RECORDS FOR PROCESSING: Begin
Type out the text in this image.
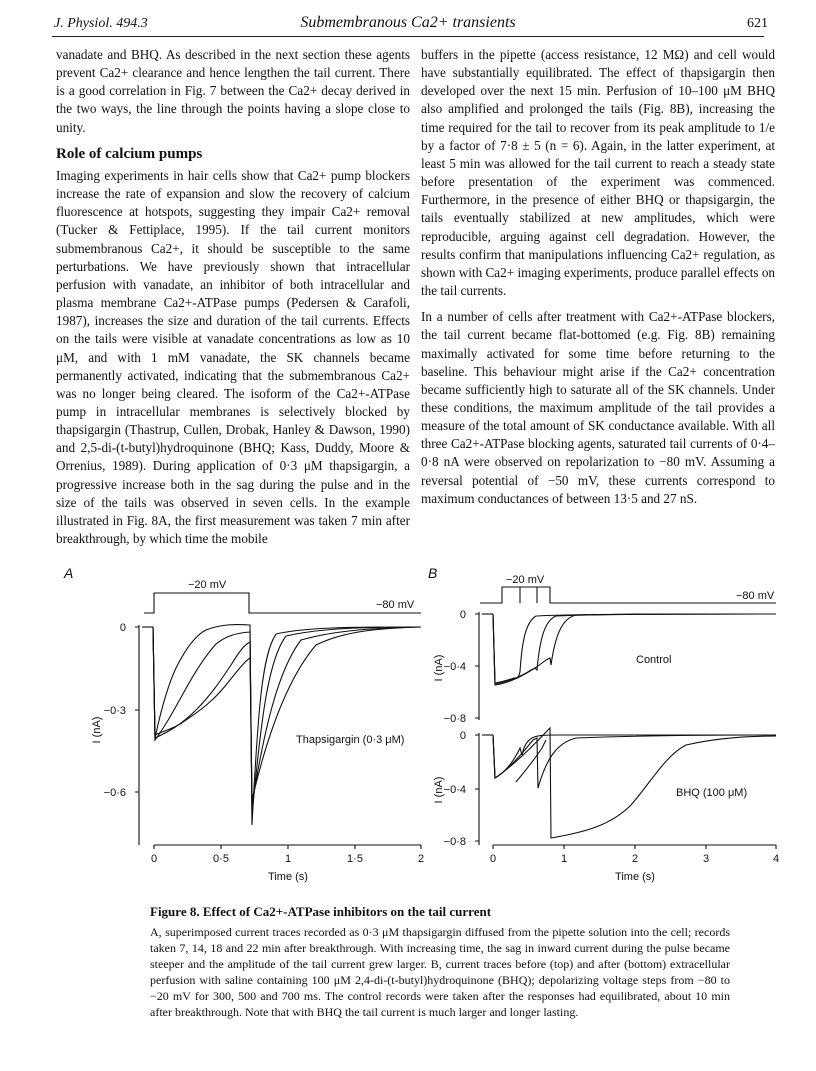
J. Physiol. 494.3	Submembranous Ca2+ transients	621

vanadate and BHQ. As described in the next section these agents prevent Ca2+ clearance and hence lengthen the tail current. There is a good correlation in Fig. 7 between the Ca2+ decay derived in the two ways, the line through the points having a slope close to unity.

Role of calcium pumps

Imaging experiments in hair cells show that Ca2+ pump blockers increase the rate of expansion and slow the recovery of calcium fluorescence at hotspots, suggesting they impair Ca2+ removal (Tucker & Fettiplace, 1995). If the tail current monitors submembranous Ca2+, it should be susceptible to the same perturbations. We have previously shown that intracellular perfusion with vanadate, an inhibitor of both intracellular and plasma membrane Ca2+-ATPase pumps (Pedersen & Carafoli, 1987), increases the size and duration of the tail currents. Effects on the tails were visible at vanadate concentrations as low as 10 μM, and with 1 mM vanadate, the SK channels became permanently activated, indicating that the submembranous Ca2+ was no longer being cleared. The isoform of the Ca2+-ATPase pump in intracellular membranes is selectively blocked by thapsigargin (Thastrup, Cullen, Drobak, Hanley & Dawson, 1990) and 2,5-di-(t-butyl)hydroquinone (BHQ; Kass, Duddy, Moore & Orrenius, 1989). During application of 0·3 μM thapsigargin, a progressive increase both in the sag during the pulse and in the size of the tails was observed in seven cells. In the example illustrated in Fig. 8A, the first measurement was taken 7 min after breakthrough, by which time the mobile

buffers in the pipette (access resistance, 12 MΩ) and cell would have substantially equilibrated. The effect of thapsigargin then developed over the next 15 min. Perfusion of 10–100 μM BHQ also amplified and prolonged the tails (Fig. 8B), increasing the time required for the tail to recover from its peak amplitude to 1/e by a factor of 7·8 ± 5 (n = 6). Again, in the latter experiment, at least 5 min was allowed for the tail current to reach a steady state before presentation of the experiment was commenced. Furthermore, in the presence of either BHQ or thapsigargin, the tails eventually stabilized at new amplitudes, which were reproducible, arguing against cell degradation. However, the results confirm that manipulations influencing Ca2+ regulation, as shown with Ca2+ imaging experiments, produce parallel effects on the tail currents.

In a number of cells after treatment with Ca2+-ATPase blockers, the tail current became flat-bottomed (e.g. Fig. 8B) remaining maximally activated for some time before returning to the baseline. This behaviour might arise if the Ca2+ concentration became sufficiently high to saturate all of the SK channels. Under these conditions, the maximum amplitude of the tail provides a measure of the total amount of SK conductance available. With all three Ca2+-ATPase blocking agents, saturated tail currents of 0·4–0·8 nA were observed on repolarization to −80 mV. Assuming a reversal potential of −50 mV, these currents correspond to maximum conductances of between 13·5 and 27 nS.

A
−20 mV
−80 mV
0
−0·3
−0·6
0	0·5	1	1·5	2
Time (s)
I (nA)	Thapsigargin (0·3 μM)
B	−20 mV
−80 mV
0
−0·4
−0·8
0
−0·4
−0·8
0	1	2	3	4
Time (s)
I (nA)
I (nA)
Control
BHQ (100 μM)
Figure 8. Effect of Ca2+-ATPase inhibitors on the tail current
A, superimposed current traces recorded as 0·3 μM thapsigargin diffused from the pipette solution into the cell; records taken 7, 14, 18 and 22 min after breakthrough. With increasing time, the sag in inward current during the pulse became steeper and the amplitude of the tail current grew larger. B, current traces before (top) and after (bottom) extracellular perfusion with saline containing 100 μM 2,4-di-(t-butyl)hydroquinone (BHQ); depolarizing voltage steps from −80 to −20 mV for 300, 500 and 700 ms. The control records were taken after the responses had equilibrated, about 10 min after breakthrough. Note that with BHQ the tail current is much larger and longer lasting.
RECORDS FOR PROCESSING: End
* WHAT THIS TASK INVOLVES:
Could you please return the entries above exactly, minus the pictures?

* SOLUTION:
Type out the text in this image.
J. Physiol. 494.3	Submembranous Ca2+ transients	621

vanadate and BHQ. As described in the next section these agents prevent Ca2+ clearance and hence lengthen the tail current. There is a good correlation in Fig. 7 between the Ca2+ decay derived in the two ways, the line through the points having a slope close to unity.

Role of calcium pumps

Imaging experiments in hair cells show that Ca2+ pump blockers increase the rate of expansion and slow the recovery of calcium fluorescence at hotspots, suggesting they impair Ca2+ removal (Tucker & Fettiplace, 1995). If the tail current monitors submembranous Ca2+, it should be susceptible to the same perturbations. We have previously shown that intracellular perfusion with vanadate, an inhibitor of both intracellular and plasma membrane Ca2+-ATPase pumps (Pedersen & Carafoli, 1987), increases the size and duration of the tail currents. Effects on the tails were visible at vanadate concentrations as low as 10 μM, and with 1 mM vanadate, the SK channels became permanently activated, indicating that the submembranous Ca2+ was no longer being cleared. The isoform of the Ca2+-ATPase pump in intracellular membranes is selectively blocked by thapsigargin (Thastrup, Cullen, Drobak, Hanley & Dawson, 1990) and 2,5-di-(t-butyl)hydroquinone (BHQ; Kass, Duddy, Moore & Orrenius, 1989). During application of 0·3 μM thapsigargin, a progressive increase both in the sag during the pulse and in the size of the tails was observed in seven cells. In the example illustrated in Fig. 8A, the first measurement was taken 7 min after breakthrough, by which time the mobile

buffers in the pipette (access resistance, 12 MΩ) and cell would have substantially equilibrated. The effect of thapsigargin then developed over the next 15 min. Perfusion of 10–100 μM BHQ also amplified and prolonged the tails (Fig. 8B), increasing the time required for the tail to recover from its peak amplitude to 1/e by a factor of 7·8 ± 5 (n = 6). Again, in the latter experiment, at least 5 min was allowed for the tail current to reach a steady state before presentation of the experiment was commenced. Furthermore, in the presence of either BHQ or thapsigargin, the tails eventually stabilized at new amplitudes, which were reproducible, arguing against cell degradation. However, the results confirm that manipulations influencing Ca2+ regulation, as shown with Ca2+ imaging experiments, produce parallel effects on the tail currents.

In a number of cells after treatment with Ca2+-ATPase blockers, the tail current became flat-bottomed (e.g. Fig. 8B) remaining maximally activated for some time before returning to the baseline. This behaviour might arise if the Ca2+ concentration became sufficiently high to saturate all of the SK channels. Under these conditions, the maximum amplitude of the tail provides a measure of the total amount of SK conductance available. With all three Ca2+-ATPase blocking agents, saturated tail currents of 0·4–0·8 nA were observed on repolarization to −80 mV. Assuming a reversal potential of −50 mV, these currents correspond to maximum conductances of between 13·5 and 27 nS.

A
−20 mV
−80 mV
0
−0·3
−0·6
0	0·5	1	1·5	2
Time (s)
I (nA)	Thapsigargin (0·3 μM)
B	−20 mV
−80 mV
0
−0·4
−0·8
0
−0·4
−0·8
0	1	2	3	4
Time (s)
I (nA)
I (nA)
Control
BHQ (100 μM)
Figure 8. Effect of Ca2+-ATPase inhibitors on the tail current
A, superimposed current traces recorded as 0·3 μM thapsigargin diffused from the pipette solution into the cell; records taken 7, 14, 18 and 22 min after breakthrough. With increasing time, the sag in inward current during the pulse became steeper and the amplitude of the tail current grew larger. B, current traces before (top) and after (bottom) extracellular perfusion with saline containing 100 μM 2,4-di-(t-butyl)hydroquinone (BHQ); depolarizing voltage steps from −80 to −20 mV for 300, 500 and 700 ms. The control records were taken after the responses had equilibrated, about 10 min after breakthrough. Note that with BHQ the tail current is much larger and longer lasting.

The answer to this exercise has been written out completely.